* Short exercise:
Read the lines below. Copy out any that hold the string "Altrecht".

* Data for this task:
-- -- --

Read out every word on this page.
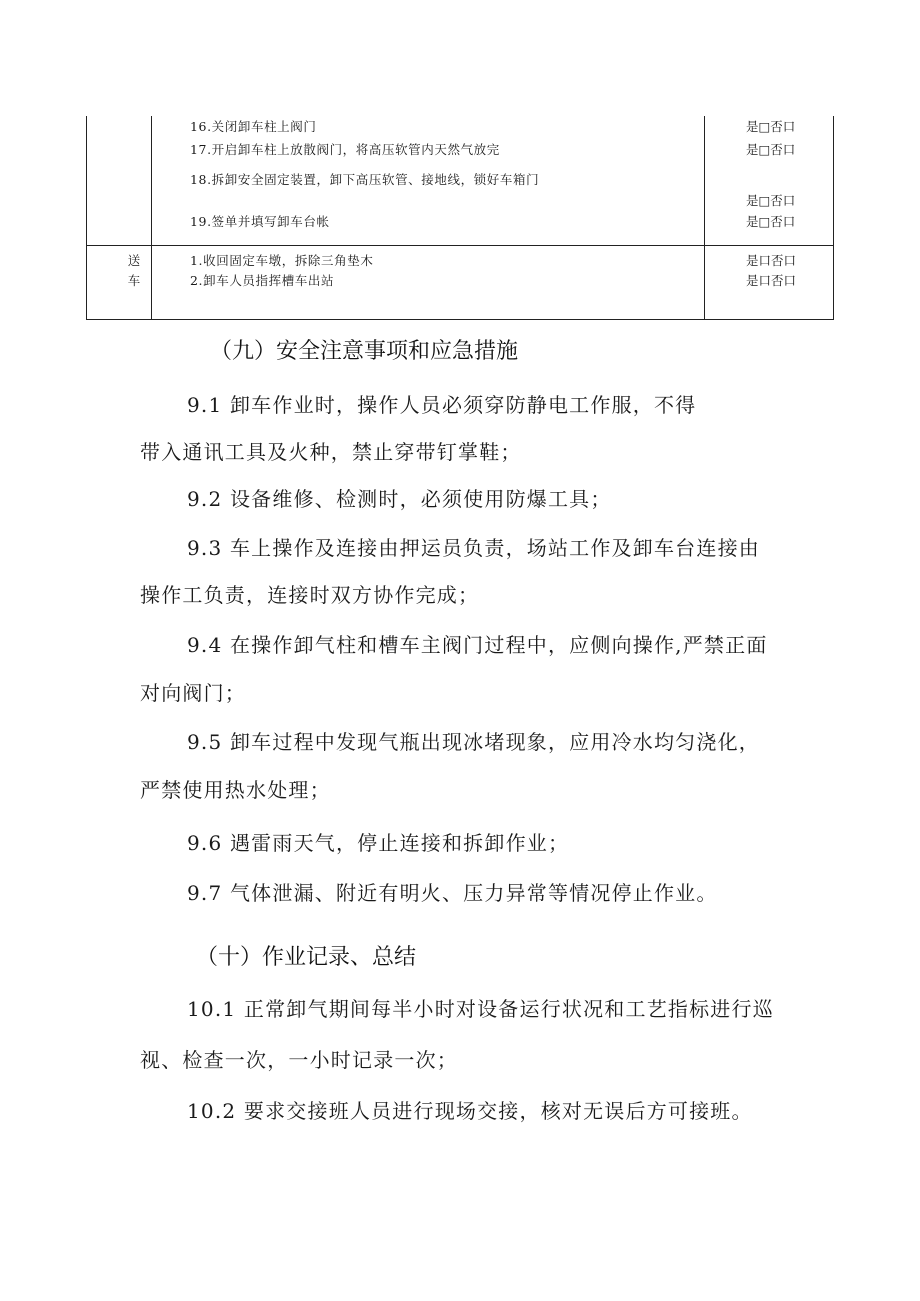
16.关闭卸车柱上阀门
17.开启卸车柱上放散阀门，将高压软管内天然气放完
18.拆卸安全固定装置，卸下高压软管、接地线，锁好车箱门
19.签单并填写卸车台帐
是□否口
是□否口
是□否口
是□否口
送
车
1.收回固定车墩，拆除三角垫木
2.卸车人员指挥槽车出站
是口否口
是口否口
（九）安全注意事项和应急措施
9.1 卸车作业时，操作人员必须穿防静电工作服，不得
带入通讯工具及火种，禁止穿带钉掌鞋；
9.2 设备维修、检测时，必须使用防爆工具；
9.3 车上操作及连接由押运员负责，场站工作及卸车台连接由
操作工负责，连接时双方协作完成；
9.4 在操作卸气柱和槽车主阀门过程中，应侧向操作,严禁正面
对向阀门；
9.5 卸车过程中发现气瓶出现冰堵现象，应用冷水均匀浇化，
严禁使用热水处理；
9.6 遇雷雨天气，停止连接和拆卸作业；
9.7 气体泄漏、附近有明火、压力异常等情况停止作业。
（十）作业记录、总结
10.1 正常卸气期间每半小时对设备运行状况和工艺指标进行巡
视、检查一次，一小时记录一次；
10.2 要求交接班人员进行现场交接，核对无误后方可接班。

-- -- --

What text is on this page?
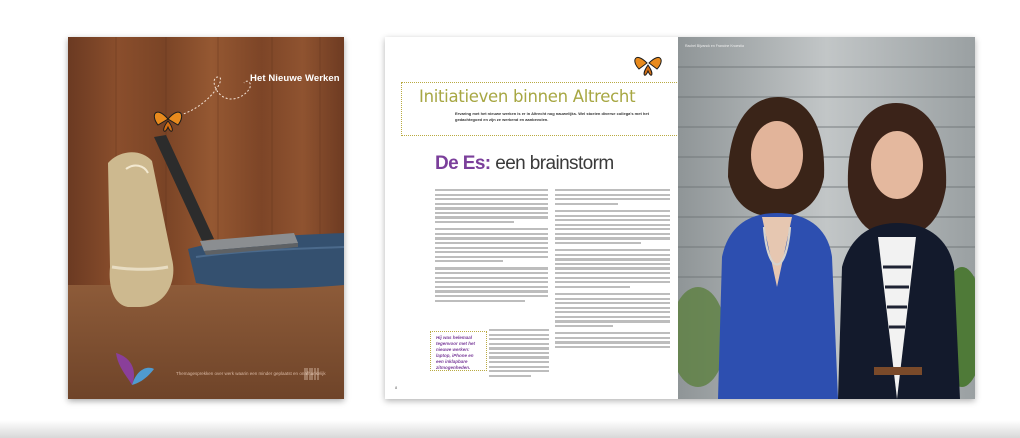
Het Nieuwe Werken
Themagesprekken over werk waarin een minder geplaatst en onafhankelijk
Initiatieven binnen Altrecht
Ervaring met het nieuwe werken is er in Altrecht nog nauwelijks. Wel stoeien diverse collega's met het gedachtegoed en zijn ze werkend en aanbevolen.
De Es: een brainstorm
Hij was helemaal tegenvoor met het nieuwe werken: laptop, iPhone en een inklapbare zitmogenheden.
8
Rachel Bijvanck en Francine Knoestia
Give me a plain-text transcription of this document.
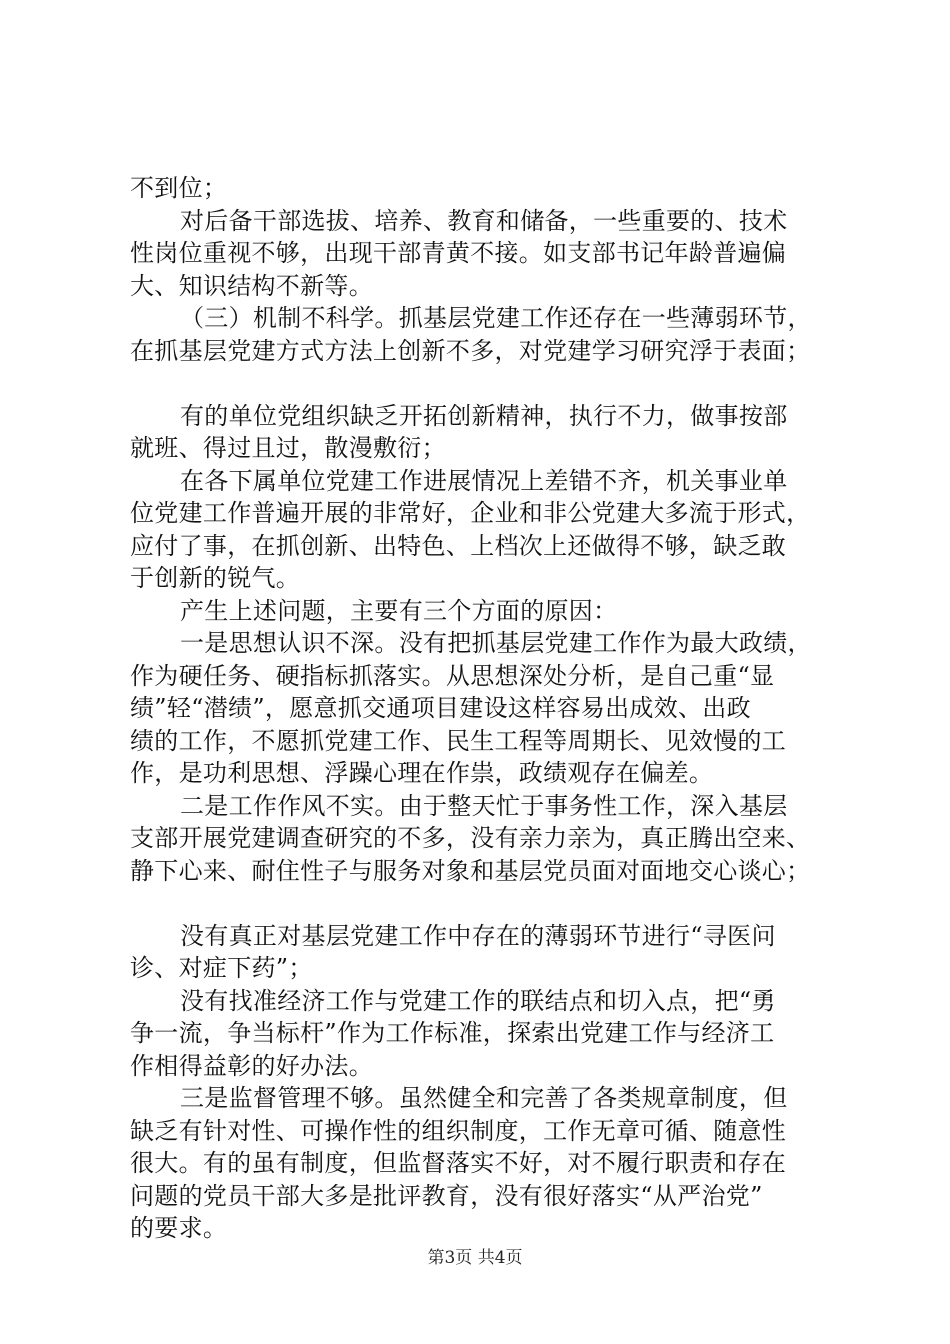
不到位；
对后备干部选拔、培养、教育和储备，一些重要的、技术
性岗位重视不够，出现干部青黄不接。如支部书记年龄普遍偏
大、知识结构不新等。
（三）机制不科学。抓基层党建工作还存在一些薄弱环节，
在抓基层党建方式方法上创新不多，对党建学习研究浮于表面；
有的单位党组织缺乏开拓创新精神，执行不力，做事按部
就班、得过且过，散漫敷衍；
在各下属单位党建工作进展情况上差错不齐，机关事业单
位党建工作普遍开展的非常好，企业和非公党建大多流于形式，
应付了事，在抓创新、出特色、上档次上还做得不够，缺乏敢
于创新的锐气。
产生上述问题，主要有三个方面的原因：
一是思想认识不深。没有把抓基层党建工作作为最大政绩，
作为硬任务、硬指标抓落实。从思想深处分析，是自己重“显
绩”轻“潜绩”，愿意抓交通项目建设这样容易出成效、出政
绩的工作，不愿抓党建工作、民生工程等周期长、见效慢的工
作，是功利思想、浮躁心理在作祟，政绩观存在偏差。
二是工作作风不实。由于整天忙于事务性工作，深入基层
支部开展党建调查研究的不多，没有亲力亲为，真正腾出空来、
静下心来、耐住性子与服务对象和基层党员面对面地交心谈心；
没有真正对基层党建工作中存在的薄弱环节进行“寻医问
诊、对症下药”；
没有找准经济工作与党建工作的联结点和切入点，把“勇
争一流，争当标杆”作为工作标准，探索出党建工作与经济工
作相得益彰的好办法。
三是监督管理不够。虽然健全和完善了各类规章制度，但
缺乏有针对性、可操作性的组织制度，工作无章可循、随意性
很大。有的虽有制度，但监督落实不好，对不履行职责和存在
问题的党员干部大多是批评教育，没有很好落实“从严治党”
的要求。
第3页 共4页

-- -- --

* Reply:
Initiatieven binnen Altrecht
Ervaring met het nieuwe werken is er in Altrecht nog nauwelijks. Wel stoeien diverse collega's met het gedachtegoed en zijn ze werkend en aanbevolen.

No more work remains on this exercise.